* **Listed entries**
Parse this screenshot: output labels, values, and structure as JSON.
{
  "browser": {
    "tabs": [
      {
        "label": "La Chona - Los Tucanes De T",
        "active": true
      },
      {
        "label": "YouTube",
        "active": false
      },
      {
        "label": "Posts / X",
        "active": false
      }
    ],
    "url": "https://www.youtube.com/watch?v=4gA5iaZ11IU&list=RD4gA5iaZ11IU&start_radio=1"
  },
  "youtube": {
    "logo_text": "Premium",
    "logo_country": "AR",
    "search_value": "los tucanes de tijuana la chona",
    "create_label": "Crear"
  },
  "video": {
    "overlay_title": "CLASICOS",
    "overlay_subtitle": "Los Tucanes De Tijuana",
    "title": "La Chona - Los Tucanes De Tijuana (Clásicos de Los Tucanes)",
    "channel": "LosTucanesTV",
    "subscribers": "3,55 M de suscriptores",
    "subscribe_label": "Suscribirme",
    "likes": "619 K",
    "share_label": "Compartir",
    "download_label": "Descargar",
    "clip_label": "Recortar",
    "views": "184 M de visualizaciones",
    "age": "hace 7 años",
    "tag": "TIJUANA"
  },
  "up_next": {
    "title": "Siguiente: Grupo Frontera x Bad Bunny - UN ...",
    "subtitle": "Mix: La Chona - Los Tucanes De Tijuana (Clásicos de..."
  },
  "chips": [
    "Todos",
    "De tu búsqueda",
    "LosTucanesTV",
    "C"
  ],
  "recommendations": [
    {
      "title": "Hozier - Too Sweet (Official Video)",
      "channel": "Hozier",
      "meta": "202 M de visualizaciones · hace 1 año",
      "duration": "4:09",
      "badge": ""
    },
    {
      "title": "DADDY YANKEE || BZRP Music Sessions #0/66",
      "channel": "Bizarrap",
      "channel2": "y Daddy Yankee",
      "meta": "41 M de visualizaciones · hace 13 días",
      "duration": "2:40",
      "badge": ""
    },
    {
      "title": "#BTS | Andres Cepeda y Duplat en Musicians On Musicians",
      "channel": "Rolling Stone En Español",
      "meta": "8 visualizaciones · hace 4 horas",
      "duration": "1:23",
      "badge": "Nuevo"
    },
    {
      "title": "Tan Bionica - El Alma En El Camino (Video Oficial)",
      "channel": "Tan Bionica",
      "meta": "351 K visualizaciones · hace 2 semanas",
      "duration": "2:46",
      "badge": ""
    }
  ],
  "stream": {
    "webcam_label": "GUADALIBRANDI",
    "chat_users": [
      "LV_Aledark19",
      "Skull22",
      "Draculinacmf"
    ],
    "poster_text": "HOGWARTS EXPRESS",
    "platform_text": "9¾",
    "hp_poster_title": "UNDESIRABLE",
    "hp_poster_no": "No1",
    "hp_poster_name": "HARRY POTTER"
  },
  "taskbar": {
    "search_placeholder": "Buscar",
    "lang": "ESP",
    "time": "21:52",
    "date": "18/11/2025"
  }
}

* **Required task**
Looking at the entries above, say how many lines contain the word "meta". Only the number is wanted.

* **Full output**
4